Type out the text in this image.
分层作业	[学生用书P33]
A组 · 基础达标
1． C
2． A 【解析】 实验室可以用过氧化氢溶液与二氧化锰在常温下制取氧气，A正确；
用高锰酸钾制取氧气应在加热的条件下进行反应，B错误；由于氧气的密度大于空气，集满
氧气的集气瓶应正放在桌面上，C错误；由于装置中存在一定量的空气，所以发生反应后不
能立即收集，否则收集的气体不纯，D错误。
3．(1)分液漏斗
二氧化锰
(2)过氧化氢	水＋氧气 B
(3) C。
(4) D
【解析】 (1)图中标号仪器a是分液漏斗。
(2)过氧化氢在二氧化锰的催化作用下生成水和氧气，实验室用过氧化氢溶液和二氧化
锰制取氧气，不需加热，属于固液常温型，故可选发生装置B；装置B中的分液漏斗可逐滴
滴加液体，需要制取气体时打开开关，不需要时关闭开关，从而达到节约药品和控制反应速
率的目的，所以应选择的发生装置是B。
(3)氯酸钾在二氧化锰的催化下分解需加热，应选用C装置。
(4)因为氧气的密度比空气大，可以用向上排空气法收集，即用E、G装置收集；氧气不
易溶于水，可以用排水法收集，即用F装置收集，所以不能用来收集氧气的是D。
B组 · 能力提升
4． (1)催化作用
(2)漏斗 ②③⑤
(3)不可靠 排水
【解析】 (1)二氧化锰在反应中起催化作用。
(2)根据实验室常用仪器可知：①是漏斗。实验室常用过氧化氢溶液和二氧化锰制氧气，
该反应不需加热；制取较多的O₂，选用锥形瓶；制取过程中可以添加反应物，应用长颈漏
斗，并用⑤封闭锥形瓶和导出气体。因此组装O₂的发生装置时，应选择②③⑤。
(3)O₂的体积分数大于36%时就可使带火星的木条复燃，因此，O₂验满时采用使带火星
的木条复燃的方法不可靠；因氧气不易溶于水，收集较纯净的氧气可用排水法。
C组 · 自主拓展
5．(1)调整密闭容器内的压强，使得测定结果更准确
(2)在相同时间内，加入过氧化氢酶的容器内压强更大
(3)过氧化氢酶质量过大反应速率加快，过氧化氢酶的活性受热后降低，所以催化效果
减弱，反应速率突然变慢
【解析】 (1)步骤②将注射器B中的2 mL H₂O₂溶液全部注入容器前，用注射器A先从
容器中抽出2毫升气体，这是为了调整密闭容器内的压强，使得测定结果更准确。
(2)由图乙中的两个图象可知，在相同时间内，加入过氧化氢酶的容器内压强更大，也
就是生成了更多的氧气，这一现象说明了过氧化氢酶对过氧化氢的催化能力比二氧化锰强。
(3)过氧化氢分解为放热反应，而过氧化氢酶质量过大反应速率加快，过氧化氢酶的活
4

- - -

#### [Job]
Among these entries, how many lines include the string "在相同时间内"? Reply with the number by itself.

#### [Exercise solution]
2